_What needs to be done_: Pull out every line of the entries below and reproduce each one unchanged.

(Items stored from a collection)
┄┄┄┄┄┄┄┄┄┄

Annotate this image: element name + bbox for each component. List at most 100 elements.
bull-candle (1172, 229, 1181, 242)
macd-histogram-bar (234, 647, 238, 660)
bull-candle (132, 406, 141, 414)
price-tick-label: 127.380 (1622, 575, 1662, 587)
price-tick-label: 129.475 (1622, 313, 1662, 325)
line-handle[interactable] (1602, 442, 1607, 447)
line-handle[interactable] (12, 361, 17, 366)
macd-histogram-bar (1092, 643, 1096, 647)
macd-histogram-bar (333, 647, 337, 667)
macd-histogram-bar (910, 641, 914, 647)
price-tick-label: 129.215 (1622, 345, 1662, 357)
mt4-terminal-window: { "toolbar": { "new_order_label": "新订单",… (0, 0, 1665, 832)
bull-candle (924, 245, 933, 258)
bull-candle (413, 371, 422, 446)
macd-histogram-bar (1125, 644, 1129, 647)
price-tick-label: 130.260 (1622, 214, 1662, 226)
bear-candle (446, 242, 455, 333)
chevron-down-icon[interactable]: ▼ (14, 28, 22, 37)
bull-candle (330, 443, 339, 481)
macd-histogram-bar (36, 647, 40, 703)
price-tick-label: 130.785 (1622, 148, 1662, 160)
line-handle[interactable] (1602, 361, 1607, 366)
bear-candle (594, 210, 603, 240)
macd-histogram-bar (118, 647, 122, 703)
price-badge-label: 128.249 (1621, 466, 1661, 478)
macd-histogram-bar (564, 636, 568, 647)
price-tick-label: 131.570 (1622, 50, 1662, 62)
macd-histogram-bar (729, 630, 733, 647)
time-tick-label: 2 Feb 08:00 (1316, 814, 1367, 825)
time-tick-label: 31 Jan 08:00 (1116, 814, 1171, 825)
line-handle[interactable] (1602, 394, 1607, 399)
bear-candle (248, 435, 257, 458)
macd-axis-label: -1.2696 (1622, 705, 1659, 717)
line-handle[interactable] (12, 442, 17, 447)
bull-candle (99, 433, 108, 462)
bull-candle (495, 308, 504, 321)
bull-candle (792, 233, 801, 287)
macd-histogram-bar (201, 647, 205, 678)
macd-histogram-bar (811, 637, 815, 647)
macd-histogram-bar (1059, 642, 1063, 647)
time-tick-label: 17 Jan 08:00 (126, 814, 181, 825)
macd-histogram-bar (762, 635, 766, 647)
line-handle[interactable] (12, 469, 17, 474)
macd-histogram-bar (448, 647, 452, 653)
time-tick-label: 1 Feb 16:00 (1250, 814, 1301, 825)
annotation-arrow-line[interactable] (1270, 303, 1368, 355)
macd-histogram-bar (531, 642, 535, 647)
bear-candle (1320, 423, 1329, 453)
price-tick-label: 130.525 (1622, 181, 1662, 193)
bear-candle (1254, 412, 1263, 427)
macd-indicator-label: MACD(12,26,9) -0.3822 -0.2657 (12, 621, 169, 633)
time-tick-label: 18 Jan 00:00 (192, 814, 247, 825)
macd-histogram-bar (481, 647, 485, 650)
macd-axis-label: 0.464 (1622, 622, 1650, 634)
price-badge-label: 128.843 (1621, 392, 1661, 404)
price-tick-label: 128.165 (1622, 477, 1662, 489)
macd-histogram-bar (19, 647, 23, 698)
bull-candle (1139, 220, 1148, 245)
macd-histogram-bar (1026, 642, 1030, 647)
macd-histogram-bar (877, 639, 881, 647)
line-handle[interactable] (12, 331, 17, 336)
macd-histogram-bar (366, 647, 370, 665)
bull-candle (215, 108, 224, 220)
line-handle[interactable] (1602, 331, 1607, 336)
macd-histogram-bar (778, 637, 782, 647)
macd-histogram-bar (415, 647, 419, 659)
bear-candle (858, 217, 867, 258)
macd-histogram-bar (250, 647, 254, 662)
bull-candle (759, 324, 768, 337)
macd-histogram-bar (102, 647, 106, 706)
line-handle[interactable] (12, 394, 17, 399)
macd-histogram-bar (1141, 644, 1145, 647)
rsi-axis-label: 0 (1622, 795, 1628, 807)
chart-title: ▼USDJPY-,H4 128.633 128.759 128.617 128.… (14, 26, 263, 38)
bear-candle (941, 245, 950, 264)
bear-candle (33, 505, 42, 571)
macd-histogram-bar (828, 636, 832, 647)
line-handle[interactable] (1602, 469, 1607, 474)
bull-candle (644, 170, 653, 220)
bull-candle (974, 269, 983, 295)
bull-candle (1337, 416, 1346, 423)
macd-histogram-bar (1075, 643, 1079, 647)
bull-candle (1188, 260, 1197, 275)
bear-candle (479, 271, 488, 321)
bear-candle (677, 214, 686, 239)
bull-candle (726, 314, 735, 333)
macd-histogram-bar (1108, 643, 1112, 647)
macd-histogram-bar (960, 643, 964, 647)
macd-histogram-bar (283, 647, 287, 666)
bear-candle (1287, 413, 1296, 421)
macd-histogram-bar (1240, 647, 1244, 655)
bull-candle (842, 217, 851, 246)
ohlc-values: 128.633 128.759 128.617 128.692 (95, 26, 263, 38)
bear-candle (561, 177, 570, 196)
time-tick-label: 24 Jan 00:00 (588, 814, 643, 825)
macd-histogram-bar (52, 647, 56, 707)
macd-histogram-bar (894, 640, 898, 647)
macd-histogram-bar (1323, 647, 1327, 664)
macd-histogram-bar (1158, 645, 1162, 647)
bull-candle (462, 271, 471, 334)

┄┄┄┄┄┄┄┄┄┄

_Response to this task_:
Annotate this image: element name + bbox for each component. List at most 100 elements.
bull-candle (1172, 229, 1181, 242)
macd-histogram-bar (234, 647, 238, 660)
bull-candle (132, 406, 141, 414)
price-tick-label: 127.380 (1622, 575, 1662, 587)
price-tick-label: 129.475 (1622, 313, 1662, 325)
line-handle[interactable] (1602, 442, 1607, 447)
line-handle[interactable] (12, 361, 17, 366)
macd-histogram-bar (1092, 643, 1096, 647)
macd-histogram-bar (333, 647, 337, 667)
macd-histogram-bar (910, 641, 914, 647)
price-tick-label: 129.215 (1622, 345, 1662, 357)
mt4-terminal-window: { "toolbar": { "new_order_label": "新订单",… (0, 0, 1665, 832)
bull-candle (924, 245, 933, 258)
bull-candle (413, 371, 422, 446)
macd-histogram-bar (1125, 644, 1129, 647)
price-tick-label: 130.260 (1622, 214, 1662, 226)
bear-candle (446, 242, 455, 333)
chevron-down-icon[interactable]: ▼ (14, 28, 22, 37)
bull-candle (330, 443, 339, 481)
macd-histogram-bar (36, 647, 40, 703)
price-tick-label: 130.785 (1622, 148, 1662, 160)
line-handle[interactable] (1602, 361, 1607, 366)
bear-candle (594, 210, 603, 240)
macd-histogram-bar (118, 647, 122, 703)
price-badge-label: 128.249 (1621, 466, 1661, 478)
macd-histogram-bar (564, 636, 568, 647)
price-tick-label: 131.570 (1622, 50, 1662, 62)
macd-histogram-bar (729, 630, 733, 647)
time-tick-label: 2 Feb 08:00 (1316, 814, 1367, 825)
time-tick-label: 31 Jan 08:00 (1116, 814, 1171, 825)
line-handle[interactable] (1602, 394, 1607, 399)
bear-candle (248, 435, 257, 458)
macd-axis-label: -1.2696 (1622, 705, 1659, 717)
line-handle[interactable] (12, 442, 17, 447)
bull-candle (99, 433, 108, 462)
bull-candle (495, 308, 504, 321)
bull-candle (792, 233, 801, 287)
macd-histogram-bar (201, 647, 205, 678)
macd-histogram-bar (811, 637, 815, 647)
macd-histogram-bar (1059, 642, 1063, 647)
time-tick-label: 17 Jan 08:00 (126, 814, 181, 825)
macd-histogram-bar (762, 635, 766, 647)
line-handle[interactable] (12, 469, 17, 474)
macd-histogram-bar (448, 647, 452, 653)
time-tick-label: 1 Feb 16:00 (1250, 814, 1301, 825)
annotation-arrow-line[interactable] (1270, 303, 1368, 355)
macd-histogram-bar (531, 642, 535, 647)
bear-candle (1320, 423, 1329, 453)
price-tick-label: 130.525 (1622, 181, 1662, 193)
bear-candle (1254, 412, 1263, 427)
macd-indicator-label: MACD(12,26,9) -0.3822 -0.2657 (12, 621, 169, 633)
time-tick-label: 18 Jan 00:00 (192, 814, 247, 825)
macd-histogram-bar (481, 647, 485, 650)
macd-axis-label: 0.464 (1622, 622, 1650, 634)
price-badge-label: 128.843 (1621, 392, 1661, 404)
price-tick-label: 128.165 (1622, 477, 1662, 489)
macd-histogram-bar (19, 647, 23, 698)
bull-candle (1139, 220, 1148, 245)
macd-histogram-bar (1026, 642, 1030, 647)
macd-histogram-bar (877, 639, 881, 647)
line-handle[interactable] (12, 331, 17, 336)
macd-histogram-bar (366, 647, 370, 665)
bull-candle (215, 108, 224, 220)
line-handle[interactable] (1602, 331, 1607, 336)
macd-histogram-bar (778, 637, 782, 647)
macd-histogram-bar (415, 647, 419, 659)
bear-candle (858, 217, 867, 258)
macd-histogram-bar (250, 647, 254, 662)
bull-candle (759, 324, 768, 337)
macd-histogram-bar (102, 647, 106, 706)
line-handle[interactable] (12, 394, 17, 399)
macd-histogram-bar (1141, 644, 1145, 647)
rsi-axis-label: 0 (1622, 795, 1628, 807)
chart-title: ▼USDJPY-,H4 128.633 128.759 128.617 128.… (14, 26, 263, 38)
bear-candle (941, 245, 950, 264)
bear-candle (33, 505, 42, 571)
macd-histogram-bar (828, 636, 832, 647)
line-handle[interactable] (1602, 469, 1607, 474)
bull-candle (644, 170, 653, 220)
bull-candle (974, 269, 983, 295)
bull-candle (1337, 416, 1346, 423)
macd-histogram-bar (1075, 643, 1079, 647)
bull-candle (1188, 260, 1197, 275)
bear-candle (479, 271, 488, 321)
bear-candle (677, 214, 686, 239)
bull-candle (726, 314, 735, 333)
macd-histogram-bar (1108, 643, 1112, 647)
macd-histogram-bar (960, 643, 964, 647)
macd-histogram-bar (283, 647, 287, 666)
bear-candle (1287, 413, 1296, 421)
macd-histogram-bar (1240, 647, 1244, 655)
bull-candle (842, 217, 851, 246)
ohlc-values: 128.633 128.759 128.617 128.692 (95, 26, 263, 38)
bear-candle (561, 177, 570, 196)
time-tick-label: 24 Jan 00:00 (588, 814, 643, 825)
macd-histogram-bar (52, 647, 56, 707)
macd-histogram-bar (894, 640, 898, 647)
macd-histogram-bar (1323, 647, 1327, 664)
macd-histogram-bar (1158, 645, 1162, 647)
bull-candle (462, 271, 471, 334)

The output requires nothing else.